---- EXERCISE DATA

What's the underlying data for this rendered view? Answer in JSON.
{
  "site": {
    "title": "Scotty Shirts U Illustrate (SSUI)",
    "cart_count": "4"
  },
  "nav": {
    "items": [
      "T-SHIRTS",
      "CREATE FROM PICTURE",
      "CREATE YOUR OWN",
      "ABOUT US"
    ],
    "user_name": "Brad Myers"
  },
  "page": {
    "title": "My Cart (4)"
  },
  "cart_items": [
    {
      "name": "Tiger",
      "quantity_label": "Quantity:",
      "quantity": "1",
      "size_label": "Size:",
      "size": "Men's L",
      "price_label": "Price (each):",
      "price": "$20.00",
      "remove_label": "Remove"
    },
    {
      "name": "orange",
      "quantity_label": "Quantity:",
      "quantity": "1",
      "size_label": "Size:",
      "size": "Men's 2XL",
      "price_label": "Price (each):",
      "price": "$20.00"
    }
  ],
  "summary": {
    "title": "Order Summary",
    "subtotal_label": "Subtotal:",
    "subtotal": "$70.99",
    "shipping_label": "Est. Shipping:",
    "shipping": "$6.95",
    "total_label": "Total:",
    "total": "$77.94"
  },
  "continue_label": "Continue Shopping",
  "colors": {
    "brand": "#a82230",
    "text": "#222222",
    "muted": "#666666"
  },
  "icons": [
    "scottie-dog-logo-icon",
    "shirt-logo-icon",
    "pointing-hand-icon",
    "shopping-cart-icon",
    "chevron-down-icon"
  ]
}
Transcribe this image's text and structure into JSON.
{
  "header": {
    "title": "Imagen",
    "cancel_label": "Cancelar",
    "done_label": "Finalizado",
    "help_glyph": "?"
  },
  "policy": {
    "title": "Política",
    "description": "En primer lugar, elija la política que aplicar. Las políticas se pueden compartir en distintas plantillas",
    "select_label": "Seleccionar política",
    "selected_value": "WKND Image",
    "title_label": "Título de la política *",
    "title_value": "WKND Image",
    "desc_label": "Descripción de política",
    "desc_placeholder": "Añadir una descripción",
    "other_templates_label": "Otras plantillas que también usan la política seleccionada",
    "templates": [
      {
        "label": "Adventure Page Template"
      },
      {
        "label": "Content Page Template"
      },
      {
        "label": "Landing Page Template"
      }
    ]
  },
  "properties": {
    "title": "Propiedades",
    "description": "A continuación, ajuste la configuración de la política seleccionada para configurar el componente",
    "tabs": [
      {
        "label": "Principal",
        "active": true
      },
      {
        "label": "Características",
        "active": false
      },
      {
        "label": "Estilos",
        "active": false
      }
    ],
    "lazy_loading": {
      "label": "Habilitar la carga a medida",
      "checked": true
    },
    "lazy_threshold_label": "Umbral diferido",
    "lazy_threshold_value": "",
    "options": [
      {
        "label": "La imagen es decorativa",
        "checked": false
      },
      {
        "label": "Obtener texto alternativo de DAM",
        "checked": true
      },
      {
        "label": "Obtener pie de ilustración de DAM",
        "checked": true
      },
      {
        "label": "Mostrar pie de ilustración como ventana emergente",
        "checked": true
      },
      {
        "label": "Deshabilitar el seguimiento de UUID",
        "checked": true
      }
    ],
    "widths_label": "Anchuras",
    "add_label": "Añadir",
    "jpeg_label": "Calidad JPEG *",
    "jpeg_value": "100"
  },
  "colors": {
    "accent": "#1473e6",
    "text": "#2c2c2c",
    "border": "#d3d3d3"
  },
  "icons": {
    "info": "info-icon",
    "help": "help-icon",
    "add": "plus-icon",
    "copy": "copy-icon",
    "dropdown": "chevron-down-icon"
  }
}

--------

PROBLEM DESCRIPTION: Extract every record. Keep wording exact.

RESULT:
What's the underlying data for this rendered view? Answer in JSON.
{
  "site": {
    "title": "Scotty Shirts U Illustrate (SSUI)",
    "cart_count": "4"
  },
  "nav": {
    "items": [
      "T-SHIRTS",
      "CREATE FROM PICTURE",
      "CREATE YOUR OWN",
      "ABOUT US"
    ],
    "user_name": "Brad Myers"
  },
  "page": {
    "title": "My Cart (4)"
  },
  "cart_items": [
    {
      "name": "Tiger",
      "quantity_label": "Quantity:",
      "quantity": "1",
      "size_label": "Size:",
      "size": "Men's L",
      "price_label": "Price (each):",
      "price": "$20.00",
      "remove_label": "Remove"
    },
    {
      "name": "orange",
      "quantity_label": "Quantity:",
      "quantity": "1",
      "size_label": "Size:",
      "size": "Men's 2XL",
      "price_label": "Price (each):",
      "price": "$20.00"
    }
  ],
  "summary": {
    "title": "Order Summary",
    "subtotal_label": "Subtotal:",
    "subtotal": "$70.99",
    "shipping_label": "Est. Shipping:",
    "shipping": "$6.95",
    "total_label": "Total:",
    "total": "$77.94"
  },
  "continue_label": "Continue Shopping",
  "colors": {
    "brand": "#a82230",
    "text": "#222222",
    "muted": "#666666"
  },
  "icons": [
    "scottie-dog-logo-icon",
    "shirt-logo-icon",
    "pointing-hand-icon",
    "shopping-cart-icon",
    "chevron-down-icon"
  ]
}
Transcribe this image's text and structure into JSON.
{
  "header": {
    "title": "Imagen",
    "cancel_label": "Cancelar",
    "done_label": "Finalizado",
    "help_glyph": "?"
  },
  "policy": {
    "title": "Política",
    "description": "En primer lugar, elija la política que aplicar. Las políticas se pueden compartir en distintas plantillas",
    "select_label": "Seleccionar política",
    "selected_value": "WKND Image",
    "title_label": "Título de la política *",
    "title_value": "WKND Image",
    "desc_label": "Descripción de política",
    "desc_placeholder": "Añadir una descripción",
    "other_templates_label": "Otras plantillas que también usan la política seleccionada",
    "templates": [
      {
        "label": "Adventure Page Template"
      },
      {
        "label": "Content Page Template"
      },
      {
        "label": "Landing Page Template"
      }
    ]
  },
  "properties": {
    "title": "Propiedades",
    "description": "A continuación, ajuste la configuración de la política seleccionada para configurar el componente",
    "tabs": [
      {
        "label": "Principal",
        "active": true
      },
      {
        "label": "Características",
        "active": false
      },
      {
        "label": "Estilos",
        "active": false
      }
    ],
    "lazy_loading": {
      "label": "Habilitar la carga a medida",
      "checked": true
    },
    "lazy_threshold_label": "Umbral diferido",
    "lazy_threshold_value": "",
    "options": [
      {
        "label": "La imagen es decorativa",
        "checked": false
      },
      {
        "label": "Obtener texto alternativo de DAM",
        "checked": true
      },
      {
        "label": "Obtener pie de ilustración de DAM",
        "checked": true
      },
      {
        "label": "Mostrar pie de ilustración como ventana emergente",
        "checked": true
      },
      {
        "label": "Deshabilitar el seguimiento de UUID",
        "checked": true
      }
    ],
    "widths_label": "Anchuras",
    "add_label": "Añadir",
    "jpeg_label": "Calidad JPEG *",
    "jpeg_value": "100"
  },
  "colors": {
    "accent": "#1473e6",
    "text": "#2c2c2c",
    "border": "#d3d3d3"
  },
  "icons": {
    "info": "info-icon",
    "help": "help-icon",
    "add": "plus-icon",
    "copy": "copy-icon",
    "dropdown": "chevron-down-icon"
  }
}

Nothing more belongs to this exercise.